EXERCISE TASK: The exercise asks for every line of the data to be reproduced exactly.

(Excerpts from a figure dataset)
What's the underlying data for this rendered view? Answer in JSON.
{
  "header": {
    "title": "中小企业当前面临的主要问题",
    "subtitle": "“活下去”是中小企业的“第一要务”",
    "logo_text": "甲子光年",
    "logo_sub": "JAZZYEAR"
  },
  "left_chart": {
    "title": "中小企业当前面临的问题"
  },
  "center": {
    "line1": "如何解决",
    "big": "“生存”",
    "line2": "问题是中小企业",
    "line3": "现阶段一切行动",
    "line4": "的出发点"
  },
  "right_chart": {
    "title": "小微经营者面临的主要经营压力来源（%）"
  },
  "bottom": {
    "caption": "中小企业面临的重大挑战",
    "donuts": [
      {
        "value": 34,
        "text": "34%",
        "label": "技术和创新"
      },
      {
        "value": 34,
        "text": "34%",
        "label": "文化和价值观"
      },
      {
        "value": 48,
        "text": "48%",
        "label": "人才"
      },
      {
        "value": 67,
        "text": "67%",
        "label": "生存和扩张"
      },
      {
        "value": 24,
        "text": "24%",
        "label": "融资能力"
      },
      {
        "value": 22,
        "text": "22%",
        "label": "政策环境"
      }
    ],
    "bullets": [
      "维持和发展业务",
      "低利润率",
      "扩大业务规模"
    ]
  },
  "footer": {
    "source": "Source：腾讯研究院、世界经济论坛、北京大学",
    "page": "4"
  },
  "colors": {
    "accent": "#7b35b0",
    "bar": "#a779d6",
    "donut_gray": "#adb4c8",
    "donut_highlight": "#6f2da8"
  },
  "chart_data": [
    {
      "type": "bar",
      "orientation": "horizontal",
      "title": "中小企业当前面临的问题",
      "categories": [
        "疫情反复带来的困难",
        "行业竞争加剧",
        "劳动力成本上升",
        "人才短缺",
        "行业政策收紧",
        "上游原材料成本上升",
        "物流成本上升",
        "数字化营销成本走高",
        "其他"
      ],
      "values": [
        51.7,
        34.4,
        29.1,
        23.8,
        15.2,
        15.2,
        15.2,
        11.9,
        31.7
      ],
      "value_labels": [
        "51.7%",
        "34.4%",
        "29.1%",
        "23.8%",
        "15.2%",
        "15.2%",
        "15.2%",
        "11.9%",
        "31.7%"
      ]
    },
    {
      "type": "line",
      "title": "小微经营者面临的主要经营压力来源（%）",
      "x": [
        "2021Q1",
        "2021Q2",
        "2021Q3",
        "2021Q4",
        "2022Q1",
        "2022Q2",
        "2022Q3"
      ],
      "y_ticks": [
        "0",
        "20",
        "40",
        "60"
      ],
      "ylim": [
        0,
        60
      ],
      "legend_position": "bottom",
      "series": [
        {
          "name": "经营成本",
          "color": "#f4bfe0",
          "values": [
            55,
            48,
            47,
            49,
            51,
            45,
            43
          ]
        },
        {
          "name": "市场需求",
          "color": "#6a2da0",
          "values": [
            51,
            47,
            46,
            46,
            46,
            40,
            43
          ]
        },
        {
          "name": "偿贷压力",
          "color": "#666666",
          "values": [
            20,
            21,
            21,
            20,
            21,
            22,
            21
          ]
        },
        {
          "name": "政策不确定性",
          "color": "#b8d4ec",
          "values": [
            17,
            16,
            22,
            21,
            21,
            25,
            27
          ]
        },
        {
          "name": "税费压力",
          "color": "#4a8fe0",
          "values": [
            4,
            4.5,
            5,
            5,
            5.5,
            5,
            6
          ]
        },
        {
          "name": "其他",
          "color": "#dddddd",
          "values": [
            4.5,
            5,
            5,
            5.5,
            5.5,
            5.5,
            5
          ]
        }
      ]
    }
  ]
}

EXPECTED ANSWER:
What's the underlying data for this rendered view? Answer in JSON.
{
  "header": {
    "title": "中小企业当前面临的主要问题",
    "subtitle": "“活下去”是中小企业的“第一要务”",
    "logo_text": "甲子光年",
    "logo_sub": "JAZZYEAR"
  },
  "left_chart": {
    "title": "中小企业当前面临的问题"
  },
  "center": {
    "line1": "如何解决",
    "big": "“生存”",
    "line2": "问题是中小企业",
    "line3": "现阶段一切行动",
    "line4": "的出发点"
  },
  "right_chart": {
    "title": "小微经营者面临的主要经营压力来源（%）"
  },
  "bottom": {
    "caption": "中小企业面临的重大挑战",
    "donuts": [
      {
        "value": 34,
        "text": "34%",
        "label": "技术和创新"
      },
      {
        "value": 34,
        "text": "34%",
        "label": "文化和价值观"
      },
      {
        "value": 48,
        "text": "48%",
        "label": "人才"
      },
      {
        "value": 67,
        "text": "67%",
        "label": "生存和扩张"
      },
      {
        "value": 24,
        "text": "24%",
        "label": "融资能力"
      },
      {
        "value": 22,
        "text": "22%",
        "label": "政策环境"
      }
    ],
    "bullets": [
      "维持和发展业务",
      "低利润率",
      "扩大业务规模"
    ]
  },
  "footer": {
    "source": "Source：腾讯研究院、世界经济论坛、北京大学",
    "page": "4"
  },
  "colors": {
    "accent": "#7b35b0",
    "bar": "#a779d6",
    "donut_gray": "#adb4c8",
    "donut_highlight": "#6f2da8"
  },
  "chart_data": [
    {
      "type": "bar",
      "orientation": "horizontal",
      "title": "中小企业当前面临的问题",
      "categories": [
        "疫情反复带来的困难",
        "行业竞争加剧",
        "劳动力成本上升",
        "人才短缺",
        "行业政策收紧",
        "上游原材料成本上升",
        "物流成本上升",
        "数字化营销成本走高",
        "其他"
      ],
      "values": [
        51.7,
        34.4,
        29.1,
        23.8,
        15.2,
        15.2,
        15.2,
        11.9,
        31.7
      ],
      "value_labels": [
        "51.7%",
        "34.4%",
        "29.1%",
        "23.8%",
        "15.2%",
        "15.2%",
        "15.2%",
        "11.9%",
        "31.7%"
      ]
    },
    {
      "type": "line",
      "title": "小微经营者面临的主要经营压力来源（%）",
      "x": [
        "2021Q1",
        "2021Q2",
        "2021Q3",
        "2021Q4",
        "2022Q1",
        "2022Q2",
        "2022Q3"
      ],
      "y_ticks": [
        "0",
        "20",
        "40",
        "60"
      ],
      "ylim": [
        0,
        60
      ],
      "legend_position": "bottom",
      "series": [
        {
          "name": "经营成本",
          "color": "#f4bfe0",
          "values": [
            55,
            48,
            47,
            49,
            51,
            45,
            43
          ]
        },
        {
          "name": "市场需求",
          "color": "#6a2da0",
          "values": [
            51,
            47,
            46,
            46,
            46,
            40,
            43
          ]
        },
        {
          "name": "偿贷压力",
          "color": "#666666",
          "values": [
            20,
            21,
            21,
            20,
            21,
            22,
            21
          ]
        },
        {
          "name": "政策不确定性",
          "color": "#b8d4ec",
          "values": [
            17,
            16,
            22,
            21,
            21,
            25,
            27
          ]
        },
        {
          "name": "税费压力",
          "color": "#4a8fe0",
          "values": [
            4,
            4.5,
            5,
            5,
            5.5,
            5,
            6
          ]
        },
        {
          "name": "其他",
          "color": "#dddddd",
          "values": [
            4.5,
            5,
            5,
            5.5,
            5.5,
            5.5,
            5
          ]
        }
      ]
    }
  ]
}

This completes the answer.